Can you write out all the lines word for word, with no pictures?

---------- DATA EXTRACT ----------

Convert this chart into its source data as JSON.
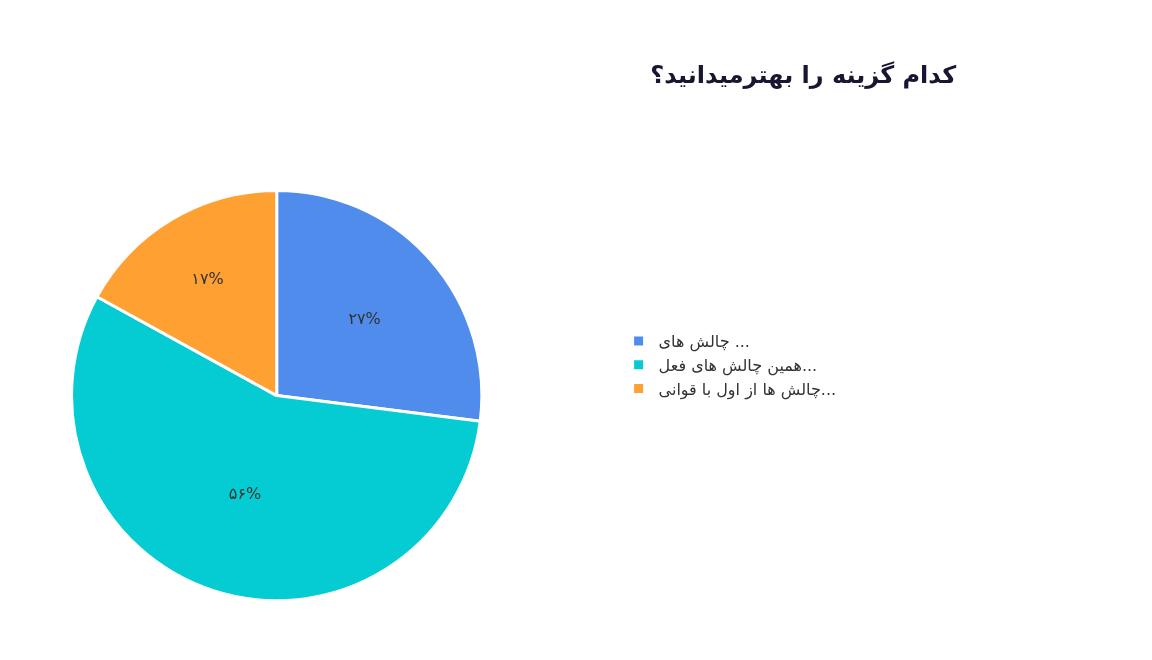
{
  "chart_data": {
    "type": "pie",
    "title": "کدام گزینه را بهترمیدانید؟",
    "categories": [
      "چالش های ...",
      "همین چالش های فعل...",
      "چالش ها از اول با قوانی..."
    ],
    "values": [
      27,
      56,
      17
    ],
    "value_labels": [
      "۲۷%",
      "۵۶%",
      "۱۷%"
    ],
    "colors": [
      "#4f8ceb",
      "#05cbd3",
      "#ffa033"
    ],
    "legend": "right"
  }
}
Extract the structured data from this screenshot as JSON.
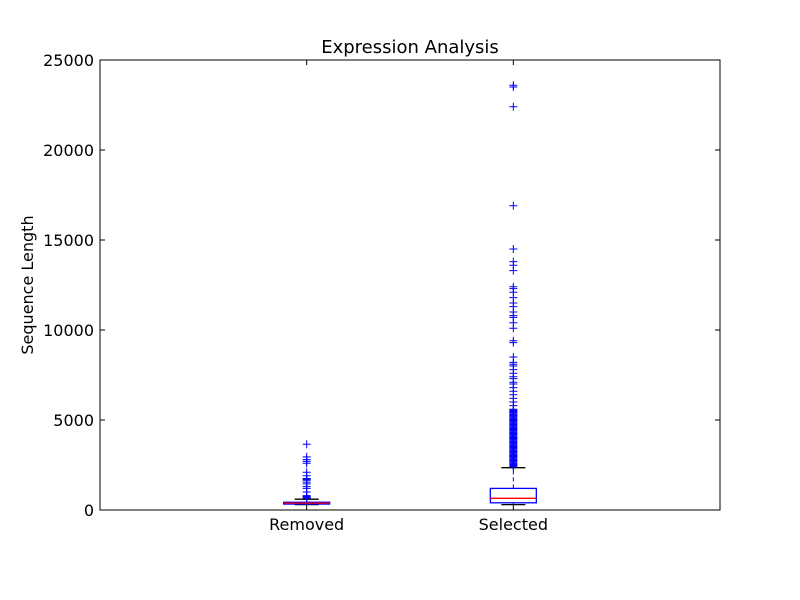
{
  "chart_data": {
    "type": "box",
    "title": "Expression Analysis",
    "xlabel": "",
    "ylabel": "Sequence Length",
    "ylim": [
      0,
      25000
    ],
    "yticks": [
      0,
      5000,
      10000,
      15000,
      20000,
      25000
    ],
    "grid": false,
    "categories": [
      "Removed",
      "Selected"
    ],
    "boxes": [
      {
        "whisker_low": 300,
        "q1": 330,
        "median": 380,
        "q3": 430,
        "whisker_high": 600,
        "outliers": [
          650,
          700,
          720,
          760,
          800,
          1000,
          1200,
          1300,
          1450,
          1550,
          1650,
          1700,
          1750,
          1900,
          2100,
          2600,
          2700,
          2800,
          2950,
          3650
        ]
      },
      {
        "whisker_low": 300,
        "q1": 400,
        "median": 650,
        "q3": 1200,
        "whisker_high": 2350,
        "outliers": [
          2400,
          2450,
          2500,
          2550,
          2600,
          2650,
          2700,
          2750,
          2800,
          2850,
          2900,
          2950,
          3000,
          3050,
          3100,
          3150,
          3200,
          3250,
          3300,
          3350,
          3400,
          3450,
          3500,
          3550,
          3600,
          3650,
          3700,
          3750,
          3800,
          3850,
          3900,
          3950,
          4000,
          4050,
          4100,
          4150,
          4200,
          4250,
          4300,
          4350,
          4400,
          4450,
          4500,
          4550,
          4600,
          4650,
          4700,
          4750,
          4800,
          4850,
          4900,
          4950,
          5000,
          5050,
          5100,
          5150,
          5200,
          5250,
          5300,
          5350,
          5400,
          5450,
          5500,
          5550,
          5600,
          5800,
          6000,
          6200,
          6400,
          6600,
          6800,
          7000,
          7100,
          7300,
          7400,
          7600,
          7800,
          8000,
          8100,
          8200,
          8500,
          9300,
          9400,
          10100,
          10400,
          10700,
          10800,
          11000,
          11300,
          11500,
          11800,
          12100,
          12300,
          12400,
          13300,
          13600,
          13800,
          14500,
          16900,
          22400,
          23500,
          23600
        ]
      }
    ],
    "colors": {
      "box": "#0000ff",
      "median": "#ff0000",
      "whisker": "#000000",
      "outlier": "#0000ff"
    }
  }
}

----------

**WRITTEN RESPONSE**
Convert this chart into its source data as JSON.
{
  "chart_data": {
    "type": "pie",
    "title": "کدام گزینه را بهترمیدانید؟",
    "categories": [
      "چالش های ...",
      "همین چالش های فعل...",
      "چالش ها از اول با قوانی..."
    ],
    "values": [
      27,
      56,
      17
    ],
    "value_labels": [
      "۲۷%",
      "۵۶%",
      "۱۷%"
    ],
    "colors": [
      "#4f8ceb",
      "#05cbd3",
      "#ffa033"
    ],
    "legend": "right"
  }
}
Extract the structured data from this screenshot as JSON.
{
  "chart_data": {
    "type": "box",
    "title": "Expression Analysis",
    "xlabel": "",
    "ylabel": "Sequence Length",
    "ylim": [
      0,
      25000
    ],
    "yticks": [
      0,
      5000,
      10000,
      15000,
      20000,
      25000
    ],
    "grid": false,
    "categories": [
      "Removed",
      "Selected"
    ],
    "boxes": [
      {
        "whisker_low": 300,
        "q1": 330,
        "median": 380,
        "q3": 430,
        "whisker_high": 600,
        "outliers": [
          650,
          700,
          720,
          760,
          800,
          1000,
          1200,
          1300,
          1450,
          1550,
          1650,
          1700,
          1750,
          1900,
          2100,
          2600,
          2700,
          2800,
          2950,
          3650
        ]
      },
      {
        "whisker_low": 300,
        "q1": 400,
        "median": 650,
        "q3": 1200,
        "whisker_high": 2350,
        "outliers": [
          2400,
          2450,
          2500,
          2550,
          2600,
          2650,
          2700,
          2750,
          2800,
          2850,
          2900,
          2950,
          3000,
          3050,
          3100,
          3150,
          3200,
          3250,
          3300,
          3350,
          3400,
          3450,
          3500,
          3550,
          3600,
          3650,
          3700,
          3750,
          3800,
          3850,
          3900,
          3950,
          4000,
          4050,
          4100,
          4150,
          4200,
          4250,
          4300,
          4350,
          4400,
          4450,
          4500,
          4550,
          4600,
          4650,
          4700,
          4750,
          4800,
          4850,
          4900,
          4950,
          5000,
          5050,
          5100,
          5150,
          5200,
          5250,
          5300,
          5350,
          5400,
          5450,
          5500,
          5550,
          5600,
          5800,
          6000,
          6200,
          6400,
          6600,
          6800,
          7000,
          7100,
          7300,
          7400,
          7600,
          7800,
          8000,
          8100,
          8200,
          8500,
          9300,
          9400,
          10100,
          10400,
          10700,
          10800,
          11000,
          11300,
          11500,
          11800,
          12100,
          12300,
          12400,
          13300,
          13600,
          13800,
          14500,
          16900,
          22400,
          23500,
          23600
        ]
      }
    ],
    "colors": {
      "box": "#0000ff",
      "median": "#ff0000",
      "whisker": "#000000",
      "outlier": "#0000ff"
    }
  }
}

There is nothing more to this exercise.